GOAL :: Locate the word "name" in the data below, then copy every line that holds it.

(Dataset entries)
* * *

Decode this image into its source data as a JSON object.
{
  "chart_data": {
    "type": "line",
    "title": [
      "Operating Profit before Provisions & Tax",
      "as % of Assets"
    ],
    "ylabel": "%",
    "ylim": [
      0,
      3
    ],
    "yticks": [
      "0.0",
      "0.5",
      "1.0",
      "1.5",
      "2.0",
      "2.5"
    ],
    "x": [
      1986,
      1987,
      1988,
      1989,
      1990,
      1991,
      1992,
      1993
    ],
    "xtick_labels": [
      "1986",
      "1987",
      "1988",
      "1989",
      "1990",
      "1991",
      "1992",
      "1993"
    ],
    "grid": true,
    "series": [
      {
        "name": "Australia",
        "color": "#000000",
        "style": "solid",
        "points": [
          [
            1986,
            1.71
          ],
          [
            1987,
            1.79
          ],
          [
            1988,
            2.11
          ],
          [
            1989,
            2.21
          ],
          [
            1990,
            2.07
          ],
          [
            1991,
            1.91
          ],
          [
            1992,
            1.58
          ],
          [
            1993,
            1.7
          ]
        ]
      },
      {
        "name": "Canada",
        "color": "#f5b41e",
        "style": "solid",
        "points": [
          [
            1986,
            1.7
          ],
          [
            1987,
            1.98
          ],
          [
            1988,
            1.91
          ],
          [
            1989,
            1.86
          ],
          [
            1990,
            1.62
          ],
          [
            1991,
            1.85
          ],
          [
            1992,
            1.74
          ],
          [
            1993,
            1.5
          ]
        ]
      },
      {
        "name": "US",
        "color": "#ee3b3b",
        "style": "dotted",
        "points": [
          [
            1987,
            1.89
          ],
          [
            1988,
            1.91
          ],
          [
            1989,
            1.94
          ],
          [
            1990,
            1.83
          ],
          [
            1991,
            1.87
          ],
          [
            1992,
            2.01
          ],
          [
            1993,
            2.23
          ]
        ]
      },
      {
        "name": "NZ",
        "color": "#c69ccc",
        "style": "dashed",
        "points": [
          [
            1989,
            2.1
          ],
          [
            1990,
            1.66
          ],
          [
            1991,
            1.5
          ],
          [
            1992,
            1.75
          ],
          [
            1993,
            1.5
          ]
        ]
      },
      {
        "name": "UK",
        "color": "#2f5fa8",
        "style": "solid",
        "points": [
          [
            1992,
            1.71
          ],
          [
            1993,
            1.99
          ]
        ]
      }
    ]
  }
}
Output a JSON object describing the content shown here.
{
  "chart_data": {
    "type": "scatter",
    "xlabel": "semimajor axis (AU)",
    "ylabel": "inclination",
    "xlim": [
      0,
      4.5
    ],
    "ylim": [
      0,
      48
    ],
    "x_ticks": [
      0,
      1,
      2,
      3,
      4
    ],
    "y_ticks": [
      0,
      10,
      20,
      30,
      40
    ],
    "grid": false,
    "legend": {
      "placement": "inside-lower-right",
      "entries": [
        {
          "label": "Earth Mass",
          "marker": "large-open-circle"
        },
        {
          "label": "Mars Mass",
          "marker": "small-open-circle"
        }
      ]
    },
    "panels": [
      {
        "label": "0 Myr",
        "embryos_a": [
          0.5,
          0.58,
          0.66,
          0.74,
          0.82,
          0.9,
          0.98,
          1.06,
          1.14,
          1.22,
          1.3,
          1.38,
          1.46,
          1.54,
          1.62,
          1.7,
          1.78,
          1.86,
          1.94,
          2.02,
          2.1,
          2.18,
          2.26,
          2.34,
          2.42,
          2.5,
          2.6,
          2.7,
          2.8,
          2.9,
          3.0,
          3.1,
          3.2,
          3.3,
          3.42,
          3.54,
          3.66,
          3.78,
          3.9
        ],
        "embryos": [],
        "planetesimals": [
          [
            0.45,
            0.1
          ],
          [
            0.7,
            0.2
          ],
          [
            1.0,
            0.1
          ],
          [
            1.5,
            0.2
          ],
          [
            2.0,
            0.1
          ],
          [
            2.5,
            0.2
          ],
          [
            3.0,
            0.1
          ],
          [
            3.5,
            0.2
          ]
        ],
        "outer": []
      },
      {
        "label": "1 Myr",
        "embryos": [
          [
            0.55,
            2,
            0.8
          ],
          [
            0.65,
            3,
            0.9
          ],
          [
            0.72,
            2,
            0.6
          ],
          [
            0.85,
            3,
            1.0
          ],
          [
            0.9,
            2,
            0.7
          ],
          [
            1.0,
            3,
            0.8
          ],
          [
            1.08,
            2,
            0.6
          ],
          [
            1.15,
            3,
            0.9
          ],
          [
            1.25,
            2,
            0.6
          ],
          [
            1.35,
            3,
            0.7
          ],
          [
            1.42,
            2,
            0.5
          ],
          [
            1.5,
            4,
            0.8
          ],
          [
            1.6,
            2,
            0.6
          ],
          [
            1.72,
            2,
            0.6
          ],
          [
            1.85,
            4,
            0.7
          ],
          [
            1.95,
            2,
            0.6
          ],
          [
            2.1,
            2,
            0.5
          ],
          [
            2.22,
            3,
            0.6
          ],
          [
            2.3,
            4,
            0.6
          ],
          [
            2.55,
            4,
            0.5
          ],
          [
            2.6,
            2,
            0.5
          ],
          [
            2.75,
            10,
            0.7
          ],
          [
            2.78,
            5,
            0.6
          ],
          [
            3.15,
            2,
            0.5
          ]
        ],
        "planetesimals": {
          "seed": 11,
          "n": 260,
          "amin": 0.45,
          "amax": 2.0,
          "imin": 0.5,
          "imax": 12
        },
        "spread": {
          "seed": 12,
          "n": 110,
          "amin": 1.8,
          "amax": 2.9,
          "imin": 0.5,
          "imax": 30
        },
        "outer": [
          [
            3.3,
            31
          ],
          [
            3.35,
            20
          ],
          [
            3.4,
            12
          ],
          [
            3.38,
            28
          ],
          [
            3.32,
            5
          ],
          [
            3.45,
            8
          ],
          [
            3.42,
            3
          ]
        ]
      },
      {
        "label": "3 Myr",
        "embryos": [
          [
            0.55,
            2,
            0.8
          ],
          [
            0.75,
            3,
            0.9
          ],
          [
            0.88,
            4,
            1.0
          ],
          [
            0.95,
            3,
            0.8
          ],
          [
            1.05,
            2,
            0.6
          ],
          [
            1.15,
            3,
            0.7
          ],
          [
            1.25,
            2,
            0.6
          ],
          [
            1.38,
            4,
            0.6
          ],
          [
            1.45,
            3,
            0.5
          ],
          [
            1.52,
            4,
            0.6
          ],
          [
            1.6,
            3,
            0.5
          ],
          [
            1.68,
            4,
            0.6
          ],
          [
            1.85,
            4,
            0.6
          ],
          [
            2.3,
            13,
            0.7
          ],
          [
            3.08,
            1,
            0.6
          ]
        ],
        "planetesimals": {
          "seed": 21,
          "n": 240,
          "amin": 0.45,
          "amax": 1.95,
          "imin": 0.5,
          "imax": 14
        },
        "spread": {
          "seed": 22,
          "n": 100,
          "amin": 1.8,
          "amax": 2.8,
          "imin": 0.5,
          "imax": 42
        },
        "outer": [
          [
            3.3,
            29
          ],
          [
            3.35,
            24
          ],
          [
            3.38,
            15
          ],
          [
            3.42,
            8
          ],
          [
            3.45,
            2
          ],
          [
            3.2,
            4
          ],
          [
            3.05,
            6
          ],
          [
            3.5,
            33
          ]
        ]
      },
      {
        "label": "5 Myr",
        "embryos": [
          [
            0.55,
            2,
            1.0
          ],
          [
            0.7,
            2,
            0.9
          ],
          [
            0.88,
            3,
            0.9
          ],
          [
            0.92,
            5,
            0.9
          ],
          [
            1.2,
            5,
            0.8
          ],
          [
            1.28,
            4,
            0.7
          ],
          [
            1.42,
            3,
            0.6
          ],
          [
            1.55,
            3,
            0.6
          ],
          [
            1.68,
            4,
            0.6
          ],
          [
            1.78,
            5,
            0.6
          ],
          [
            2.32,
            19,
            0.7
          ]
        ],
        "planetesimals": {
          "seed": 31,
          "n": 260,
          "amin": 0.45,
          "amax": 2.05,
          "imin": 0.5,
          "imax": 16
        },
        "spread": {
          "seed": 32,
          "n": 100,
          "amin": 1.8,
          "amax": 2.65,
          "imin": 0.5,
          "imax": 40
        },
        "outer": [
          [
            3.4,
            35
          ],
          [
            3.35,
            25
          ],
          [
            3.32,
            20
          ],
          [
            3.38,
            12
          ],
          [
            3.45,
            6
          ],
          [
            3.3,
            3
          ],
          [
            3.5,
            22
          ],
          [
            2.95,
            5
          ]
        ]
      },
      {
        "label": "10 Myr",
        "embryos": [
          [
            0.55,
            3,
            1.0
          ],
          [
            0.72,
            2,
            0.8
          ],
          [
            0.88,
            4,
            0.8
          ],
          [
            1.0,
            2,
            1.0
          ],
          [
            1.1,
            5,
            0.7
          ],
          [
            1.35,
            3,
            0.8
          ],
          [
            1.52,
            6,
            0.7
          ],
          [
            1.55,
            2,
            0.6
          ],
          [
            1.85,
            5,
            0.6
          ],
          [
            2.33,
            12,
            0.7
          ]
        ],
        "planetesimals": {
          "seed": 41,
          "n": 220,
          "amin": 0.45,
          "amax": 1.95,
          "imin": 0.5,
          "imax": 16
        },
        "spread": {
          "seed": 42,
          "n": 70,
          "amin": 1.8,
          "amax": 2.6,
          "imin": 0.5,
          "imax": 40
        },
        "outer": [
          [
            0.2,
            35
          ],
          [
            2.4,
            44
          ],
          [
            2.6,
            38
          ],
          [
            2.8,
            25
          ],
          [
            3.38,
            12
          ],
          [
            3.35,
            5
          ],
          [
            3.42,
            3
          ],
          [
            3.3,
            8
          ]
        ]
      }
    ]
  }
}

* * *

EXERCISE OUTPUT ::
        "name": "Australia",
        "name": "Canada",
        "name": "US",
        "name": "NZ",
        "name": "UK",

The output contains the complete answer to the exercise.